= Work to be completed =
Reproduce the records below exactly, leaving out any pictures.

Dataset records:
★ ★ ★

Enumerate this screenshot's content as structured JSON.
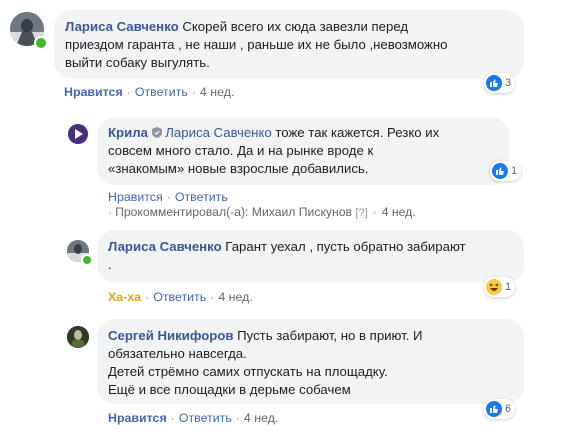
{
  "colors": {
    "link": "#385898",
    "action": "#4267b2",
    "bubble": "#f2f3f5",
    "like": "#1877f2",
    "online": "#42b72a"
  },
  "comments": [
    {
      "author": "Лариса Савченко",
      "text": "Скорей всего их сюда завезли перед\nприездом гаранта , не наши , раньше их не было ,невозможно\nвыйти собаку выгулять.",
      "reaction": {
        "icon": "like-icon",
        "count": "3"
      },
      "action_1": "Нравится",
      "action_2": "Ответить",
      "time": "4 нед."
    },
    {
      "author": "Крила",
      "mention": "Лариса Савченко",
      "text_line_1": " тоже так кажется. Резко их",
      "text_rest": "совсем много стало. Да и на рынке вроде к\n«знакомым» новые взрослые добавились.",
      "reaction": {
        "icon": "like-icon",
        "count": "1"
      },
      "action_1": "Нравится",
      "action_2": "Ответить",
      "commented_by": "Прокомментировал(-а): Михаил Пискунов",
      "help_mark": "[?]",
      "time": "4 нед."
    },
    {
      "author": "Лариса Савченко",
      "text": " Гарант уехал , пусть обратно забирают\n.",
      "reaction": {
        "icon": "haha-icon",
        "count": "1"
      },
      "action_1": "Ха-ха",
      "action_2": "Ответить",
      "time": "4 нед."
    },
    {
      "author": "Сергей Никифоров",
      "text": " Пусть забирают, но в приют. И\nобязательно навсегда.\nДетей стрёмно самих отпускать на площадку.\nЕщё и все площадки в дерьме собачем",
      "reaction": {
        "icon": "like-icon",
        "count": "6"
      },
      "action_1": "Нравится",
      "action_2": "Ответить",
      "time": "4 нед."
    }
  ],
  "sep": "·"
}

★ ★ ★

= Solution below =
Enumerate this screenshot's content as structured JSON.
{
  "colors": {
    "link": "#385898",
    "action": "#4267b2",
    "bubble": "#f2f3f5",
    "like": "#1877f2",
    "online": "#42b72a"
  },
  "comments": [
    {
      "author": "Лариса Савченко",
      "text": "Скорей всего их сюда завезли перед\nприездом гаранта , не наши , раньше их не было ,невозможно\nвыйти собаку выгулять.",
      "reaction": {
        "icon": "like-icon",
        "count": "3"
      },
      "action_1": "Нравится",
      "action_2": "Ответить",
      "time": "4 нед."
    },
    {
      "author": "Крила",
      "mention": "Лариса Савченко",
      "text_line_1": " тоже так кажется. Резко их",
      "text_rest": "совсем много стало. Да и на рынке вроде к\n«знакомым» новые взрослые добавились.",
      "reaction": {
        "icon": "like-icon",
        "count": "1"
      },
      "action_1": "Нравится",
      "action_2": "Ответить",
      "commented_by": "Прокомментировал(-а): Михаил Пискунов",
      "help_mark": "[?]",
      "time": "4 нед."
    },
    {
      "author": "Лариса Савченко",
      "text": " Гарант уехал , пусть обратно забирают\n.",
      "reaction": {
        "icon": "haha-icon",
        "count": "1"
      },
      "action_1": "Ха-ха",
      "action_2": "Ответить",
      "time": "4 нед."
    },
    {
      "author": "Сергей Никифоров",
      "text": " Пусть забирают, но в приют. И\nобязательно навсегда.\nДетей стрёмно самих отпускать на площадку.\nЕщё и все площадки в дерьме собачем",
      "reaction": {
        "icon": "like-icon",
        "count": "6"
      },
      "action_1": "Нравится",
      "action_2": "Ответить",
      "time": "4 нед."
    }
  ],
  "sep": "·"
}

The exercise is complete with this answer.